- [SET TASK]:
Work out how many lines in the listing below include the word "pressure". Give nothing but the number.

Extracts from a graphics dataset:
[start]
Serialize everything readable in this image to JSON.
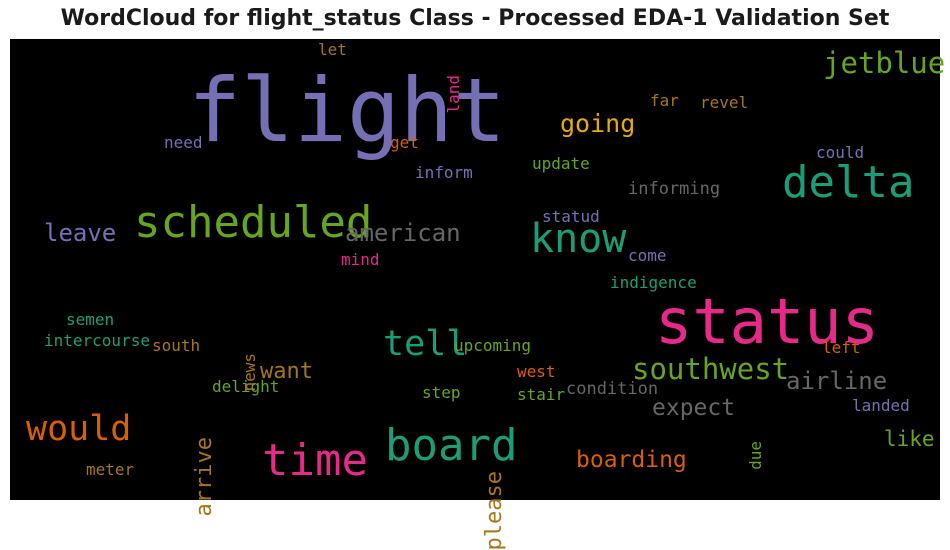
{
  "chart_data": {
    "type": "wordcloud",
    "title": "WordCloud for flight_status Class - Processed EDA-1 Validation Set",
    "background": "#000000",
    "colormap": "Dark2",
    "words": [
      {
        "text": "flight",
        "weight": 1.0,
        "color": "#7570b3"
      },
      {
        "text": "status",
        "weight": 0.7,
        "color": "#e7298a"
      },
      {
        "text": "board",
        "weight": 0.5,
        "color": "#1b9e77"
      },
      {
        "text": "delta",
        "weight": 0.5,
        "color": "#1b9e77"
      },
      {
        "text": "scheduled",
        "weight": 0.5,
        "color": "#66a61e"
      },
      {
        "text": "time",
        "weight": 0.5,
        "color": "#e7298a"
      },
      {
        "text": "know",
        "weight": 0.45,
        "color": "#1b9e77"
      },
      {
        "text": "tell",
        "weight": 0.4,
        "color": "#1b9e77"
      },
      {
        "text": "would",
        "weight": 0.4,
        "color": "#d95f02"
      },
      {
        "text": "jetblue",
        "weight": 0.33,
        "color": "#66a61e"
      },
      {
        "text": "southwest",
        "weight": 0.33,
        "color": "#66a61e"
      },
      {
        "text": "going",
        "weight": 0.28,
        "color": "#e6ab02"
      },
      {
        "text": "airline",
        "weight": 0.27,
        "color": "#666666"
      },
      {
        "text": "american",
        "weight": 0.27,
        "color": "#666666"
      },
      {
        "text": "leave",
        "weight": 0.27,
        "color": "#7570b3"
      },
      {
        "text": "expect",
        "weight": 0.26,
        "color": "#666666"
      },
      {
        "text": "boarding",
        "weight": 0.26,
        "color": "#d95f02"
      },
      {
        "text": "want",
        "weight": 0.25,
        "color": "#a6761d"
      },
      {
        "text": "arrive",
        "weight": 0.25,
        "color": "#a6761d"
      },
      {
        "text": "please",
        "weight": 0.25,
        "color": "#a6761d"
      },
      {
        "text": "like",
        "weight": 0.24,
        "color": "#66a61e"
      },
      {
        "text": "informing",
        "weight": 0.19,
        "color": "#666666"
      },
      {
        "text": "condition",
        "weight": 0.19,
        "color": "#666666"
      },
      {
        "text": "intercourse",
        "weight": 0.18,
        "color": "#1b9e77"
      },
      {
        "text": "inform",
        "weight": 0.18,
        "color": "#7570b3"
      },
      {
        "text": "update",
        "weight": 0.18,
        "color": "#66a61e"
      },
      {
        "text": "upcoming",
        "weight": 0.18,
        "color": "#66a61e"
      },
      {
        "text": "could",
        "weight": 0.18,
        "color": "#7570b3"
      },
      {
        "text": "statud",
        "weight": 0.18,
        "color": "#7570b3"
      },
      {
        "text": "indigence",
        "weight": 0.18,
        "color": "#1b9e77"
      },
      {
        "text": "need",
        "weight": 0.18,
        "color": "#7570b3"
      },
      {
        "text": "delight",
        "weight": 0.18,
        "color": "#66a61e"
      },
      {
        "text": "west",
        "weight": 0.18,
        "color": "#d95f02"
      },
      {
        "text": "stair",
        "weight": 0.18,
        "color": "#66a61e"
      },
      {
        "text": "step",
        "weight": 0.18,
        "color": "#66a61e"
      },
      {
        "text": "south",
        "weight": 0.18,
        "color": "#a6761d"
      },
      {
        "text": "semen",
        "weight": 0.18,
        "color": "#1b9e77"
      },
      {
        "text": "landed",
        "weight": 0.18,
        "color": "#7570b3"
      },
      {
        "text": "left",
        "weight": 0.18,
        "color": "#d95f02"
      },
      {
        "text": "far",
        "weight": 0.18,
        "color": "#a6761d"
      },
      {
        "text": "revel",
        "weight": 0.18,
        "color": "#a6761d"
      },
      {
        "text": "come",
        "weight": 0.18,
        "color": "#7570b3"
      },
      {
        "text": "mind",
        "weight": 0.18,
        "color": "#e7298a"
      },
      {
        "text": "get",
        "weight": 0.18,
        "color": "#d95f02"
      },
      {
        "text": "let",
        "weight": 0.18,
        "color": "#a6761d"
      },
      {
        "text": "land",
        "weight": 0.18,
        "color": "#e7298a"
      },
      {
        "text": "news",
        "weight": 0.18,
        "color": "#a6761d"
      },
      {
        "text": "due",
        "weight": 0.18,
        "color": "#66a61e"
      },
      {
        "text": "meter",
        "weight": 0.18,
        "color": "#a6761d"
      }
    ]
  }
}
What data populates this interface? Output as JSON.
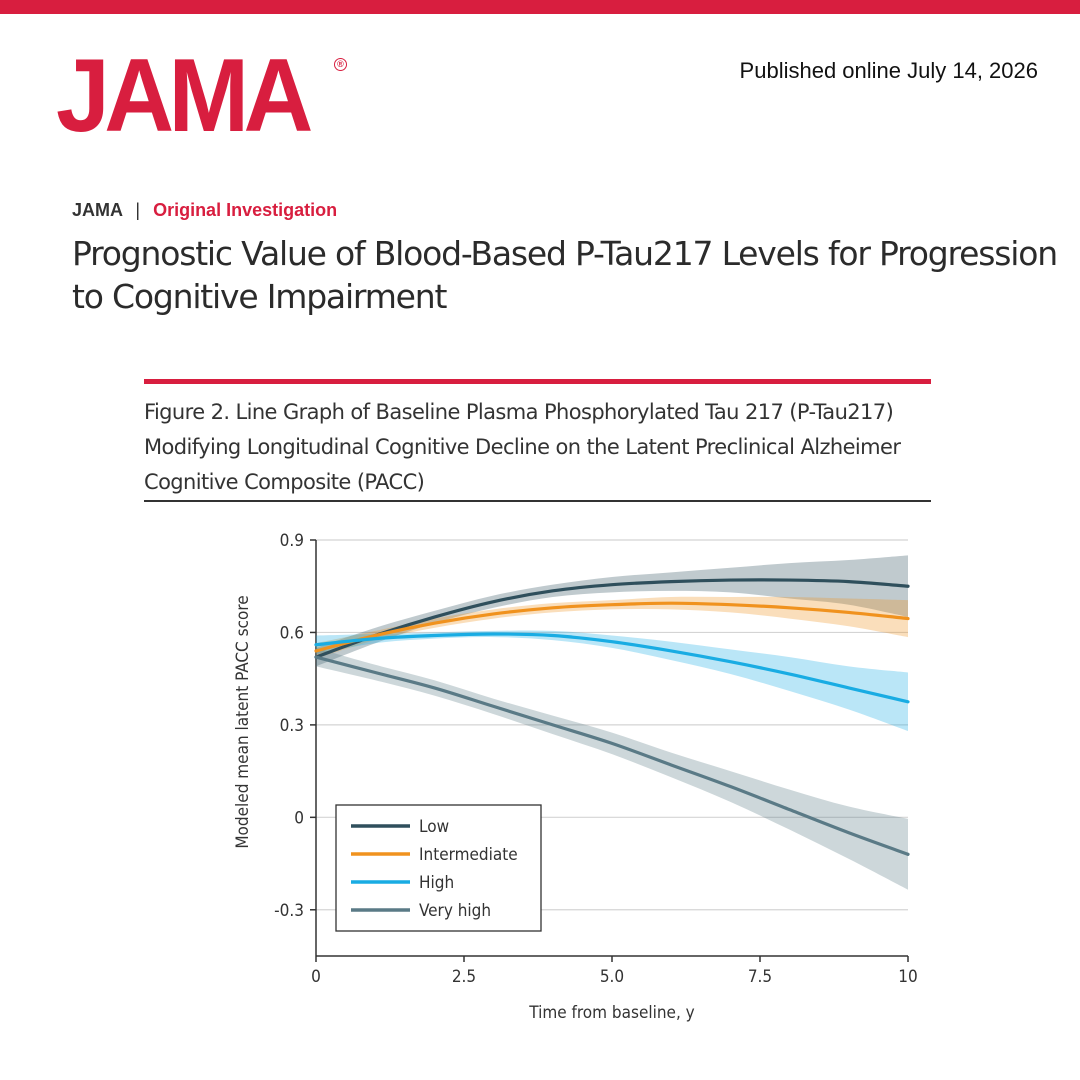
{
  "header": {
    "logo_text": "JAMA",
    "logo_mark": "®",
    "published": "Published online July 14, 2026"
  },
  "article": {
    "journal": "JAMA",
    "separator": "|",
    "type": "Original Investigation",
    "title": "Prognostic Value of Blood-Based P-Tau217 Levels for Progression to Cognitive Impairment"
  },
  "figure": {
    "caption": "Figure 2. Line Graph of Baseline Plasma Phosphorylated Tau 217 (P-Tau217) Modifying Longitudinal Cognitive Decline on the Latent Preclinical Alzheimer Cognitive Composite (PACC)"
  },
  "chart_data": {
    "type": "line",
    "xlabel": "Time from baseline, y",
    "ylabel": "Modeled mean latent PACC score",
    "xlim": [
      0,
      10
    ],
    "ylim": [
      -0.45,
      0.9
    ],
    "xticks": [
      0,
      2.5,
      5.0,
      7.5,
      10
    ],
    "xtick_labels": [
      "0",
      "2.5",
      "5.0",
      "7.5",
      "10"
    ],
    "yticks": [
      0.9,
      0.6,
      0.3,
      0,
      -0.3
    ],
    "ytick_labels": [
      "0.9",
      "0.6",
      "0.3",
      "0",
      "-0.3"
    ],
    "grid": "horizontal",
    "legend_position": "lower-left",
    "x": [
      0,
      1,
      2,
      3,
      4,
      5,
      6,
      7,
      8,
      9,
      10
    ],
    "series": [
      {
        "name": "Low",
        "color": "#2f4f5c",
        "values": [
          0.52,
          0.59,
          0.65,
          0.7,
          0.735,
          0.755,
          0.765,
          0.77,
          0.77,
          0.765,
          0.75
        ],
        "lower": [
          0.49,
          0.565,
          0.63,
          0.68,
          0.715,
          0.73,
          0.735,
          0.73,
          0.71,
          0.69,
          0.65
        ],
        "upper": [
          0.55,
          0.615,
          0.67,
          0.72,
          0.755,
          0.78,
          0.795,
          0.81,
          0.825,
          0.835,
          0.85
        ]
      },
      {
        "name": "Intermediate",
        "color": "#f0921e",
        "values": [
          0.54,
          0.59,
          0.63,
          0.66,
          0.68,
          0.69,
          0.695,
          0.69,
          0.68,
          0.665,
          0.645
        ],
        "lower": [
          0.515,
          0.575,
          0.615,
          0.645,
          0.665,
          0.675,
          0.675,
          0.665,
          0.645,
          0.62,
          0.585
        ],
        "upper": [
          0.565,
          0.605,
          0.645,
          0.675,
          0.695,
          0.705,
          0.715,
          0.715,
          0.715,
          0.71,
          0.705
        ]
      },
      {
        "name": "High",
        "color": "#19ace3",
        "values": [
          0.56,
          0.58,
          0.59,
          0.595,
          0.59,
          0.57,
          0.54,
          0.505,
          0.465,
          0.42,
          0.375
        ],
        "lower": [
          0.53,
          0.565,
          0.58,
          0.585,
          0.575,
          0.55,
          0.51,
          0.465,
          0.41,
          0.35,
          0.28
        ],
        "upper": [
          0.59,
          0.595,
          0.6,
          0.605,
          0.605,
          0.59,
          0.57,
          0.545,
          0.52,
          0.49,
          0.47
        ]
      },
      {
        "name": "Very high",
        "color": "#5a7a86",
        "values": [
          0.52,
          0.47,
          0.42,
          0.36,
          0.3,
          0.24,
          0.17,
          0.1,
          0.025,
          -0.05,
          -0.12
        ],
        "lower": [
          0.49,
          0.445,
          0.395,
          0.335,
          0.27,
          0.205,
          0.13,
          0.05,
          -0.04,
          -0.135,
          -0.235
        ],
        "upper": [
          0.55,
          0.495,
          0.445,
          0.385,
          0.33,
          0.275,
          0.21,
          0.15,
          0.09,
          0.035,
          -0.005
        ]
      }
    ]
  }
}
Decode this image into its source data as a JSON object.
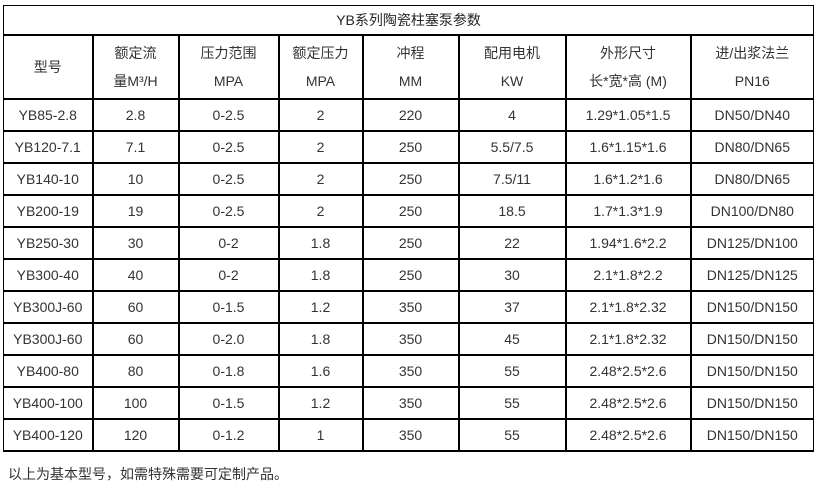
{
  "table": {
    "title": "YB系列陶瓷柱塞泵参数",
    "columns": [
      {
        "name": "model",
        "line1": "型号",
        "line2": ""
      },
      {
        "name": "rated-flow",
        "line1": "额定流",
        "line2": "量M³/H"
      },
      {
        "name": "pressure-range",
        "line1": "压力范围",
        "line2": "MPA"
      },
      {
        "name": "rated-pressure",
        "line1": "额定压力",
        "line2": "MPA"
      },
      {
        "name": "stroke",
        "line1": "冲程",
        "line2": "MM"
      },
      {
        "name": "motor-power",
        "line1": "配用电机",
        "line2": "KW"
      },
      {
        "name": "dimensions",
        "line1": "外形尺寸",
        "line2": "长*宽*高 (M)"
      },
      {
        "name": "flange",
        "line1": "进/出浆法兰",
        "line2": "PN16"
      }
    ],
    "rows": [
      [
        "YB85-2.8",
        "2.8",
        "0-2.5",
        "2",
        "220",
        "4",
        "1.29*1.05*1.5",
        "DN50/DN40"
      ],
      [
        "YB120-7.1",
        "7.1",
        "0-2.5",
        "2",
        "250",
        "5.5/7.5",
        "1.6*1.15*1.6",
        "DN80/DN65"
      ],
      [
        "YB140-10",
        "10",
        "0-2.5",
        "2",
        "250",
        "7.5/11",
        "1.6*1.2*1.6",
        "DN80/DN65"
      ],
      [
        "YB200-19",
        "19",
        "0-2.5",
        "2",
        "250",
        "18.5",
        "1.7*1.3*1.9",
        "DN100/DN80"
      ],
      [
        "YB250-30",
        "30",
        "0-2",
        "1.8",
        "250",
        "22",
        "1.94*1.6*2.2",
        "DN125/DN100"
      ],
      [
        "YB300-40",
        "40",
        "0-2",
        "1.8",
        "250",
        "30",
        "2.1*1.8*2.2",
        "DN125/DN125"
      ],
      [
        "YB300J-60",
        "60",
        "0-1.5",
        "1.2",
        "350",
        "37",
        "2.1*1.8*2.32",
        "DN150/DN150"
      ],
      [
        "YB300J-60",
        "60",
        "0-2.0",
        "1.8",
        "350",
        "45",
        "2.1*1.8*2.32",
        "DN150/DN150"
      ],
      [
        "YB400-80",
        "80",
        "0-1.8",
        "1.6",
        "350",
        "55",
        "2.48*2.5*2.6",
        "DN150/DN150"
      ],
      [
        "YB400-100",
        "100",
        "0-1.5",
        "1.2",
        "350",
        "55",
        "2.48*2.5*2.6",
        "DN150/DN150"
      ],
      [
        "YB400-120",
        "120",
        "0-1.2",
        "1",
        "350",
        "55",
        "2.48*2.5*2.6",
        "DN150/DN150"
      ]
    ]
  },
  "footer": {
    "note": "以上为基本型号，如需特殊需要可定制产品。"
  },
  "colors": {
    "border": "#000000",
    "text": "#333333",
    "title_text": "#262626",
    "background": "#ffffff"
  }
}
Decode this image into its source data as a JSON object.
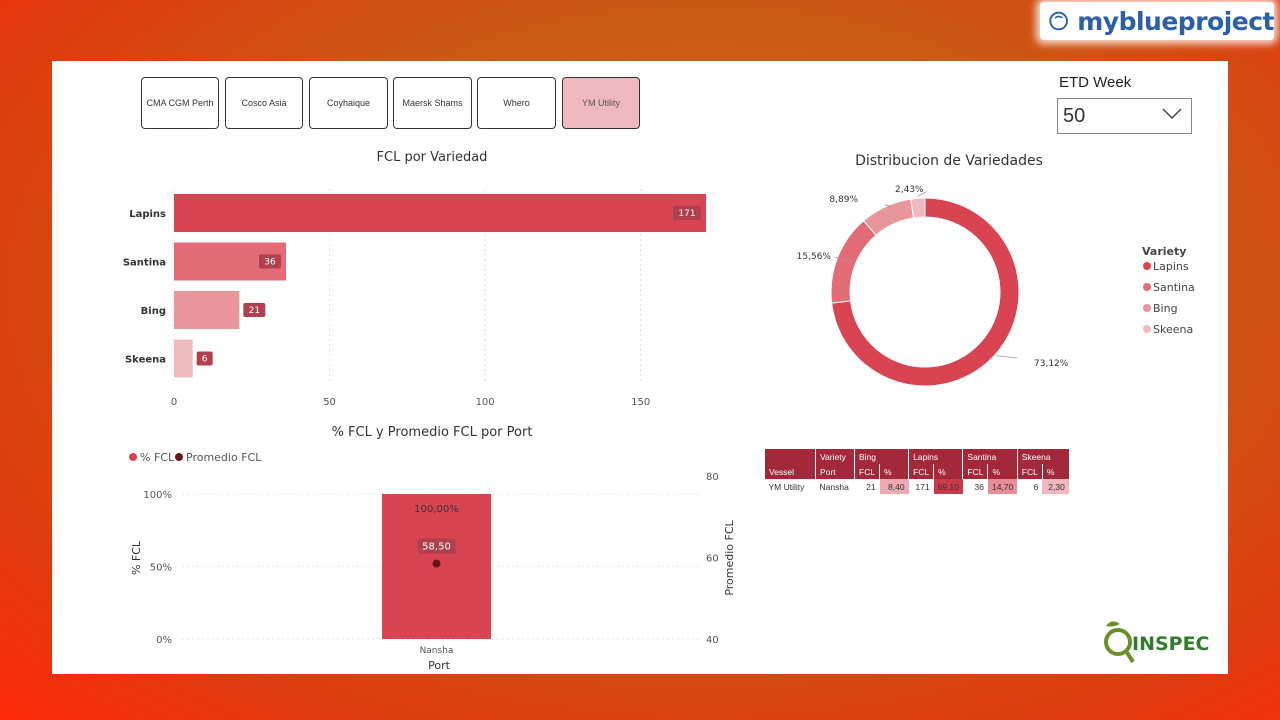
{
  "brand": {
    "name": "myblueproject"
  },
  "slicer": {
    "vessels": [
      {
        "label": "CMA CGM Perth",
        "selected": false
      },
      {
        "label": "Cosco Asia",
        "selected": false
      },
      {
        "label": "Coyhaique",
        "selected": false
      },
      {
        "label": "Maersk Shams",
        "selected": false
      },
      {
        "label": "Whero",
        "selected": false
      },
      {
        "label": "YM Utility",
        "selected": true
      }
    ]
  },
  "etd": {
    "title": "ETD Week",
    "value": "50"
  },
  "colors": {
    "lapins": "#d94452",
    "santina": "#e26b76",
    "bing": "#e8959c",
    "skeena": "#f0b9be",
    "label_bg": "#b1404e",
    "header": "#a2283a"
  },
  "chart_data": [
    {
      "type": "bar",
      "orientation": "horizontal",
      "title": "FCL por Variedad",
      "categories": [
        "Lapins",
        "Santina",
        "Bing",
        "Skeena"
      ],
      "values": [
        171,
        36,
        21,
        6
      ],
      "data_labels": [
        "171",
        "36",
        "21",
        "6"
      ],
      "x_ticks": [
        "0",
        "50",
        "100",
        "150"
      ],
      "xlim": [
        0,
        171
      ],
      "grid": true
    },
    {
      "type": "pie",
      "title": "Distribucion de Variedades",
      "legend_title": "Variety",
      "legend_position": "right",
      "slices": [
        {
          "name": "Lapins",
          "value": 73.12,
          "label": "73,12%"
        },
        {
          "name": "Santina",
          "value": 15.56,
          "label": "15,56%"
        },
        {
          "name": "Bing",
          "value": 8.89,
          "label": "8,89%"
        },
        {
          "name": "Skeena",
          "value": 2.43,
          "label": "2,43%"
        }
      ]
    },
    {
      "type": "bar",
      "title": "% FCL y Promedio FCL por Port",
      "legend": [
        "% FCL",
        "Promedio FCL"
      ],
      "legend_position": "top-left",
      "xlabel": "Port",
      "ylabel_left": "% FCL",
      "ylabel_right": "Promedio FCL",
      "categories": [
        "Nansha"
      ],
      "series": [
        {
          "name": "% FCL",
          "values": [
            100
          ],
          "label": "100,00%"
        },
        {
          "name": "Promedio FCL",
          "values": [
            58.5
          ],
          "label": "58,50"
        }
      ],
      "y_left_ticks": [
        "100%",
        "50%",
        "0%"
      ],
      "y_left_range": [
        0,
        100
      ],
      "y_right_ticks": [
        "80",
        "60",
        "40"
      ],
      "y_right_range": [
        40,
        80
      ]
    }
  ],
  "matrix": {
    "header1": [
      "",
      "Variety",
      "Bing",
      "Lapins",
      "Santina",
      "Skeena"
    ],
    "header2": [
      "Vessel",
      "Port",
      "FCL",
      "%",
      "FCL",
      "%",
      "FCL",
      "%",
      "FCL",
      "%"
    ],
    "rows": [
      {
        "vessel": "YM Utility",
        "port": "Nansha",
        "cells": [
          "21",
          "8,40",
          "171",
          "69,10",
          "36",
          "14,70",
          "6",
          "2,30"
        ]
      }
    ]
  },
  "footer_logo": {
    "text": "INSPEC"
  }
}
[end]
- [WRITTEN SOLUTION]:
2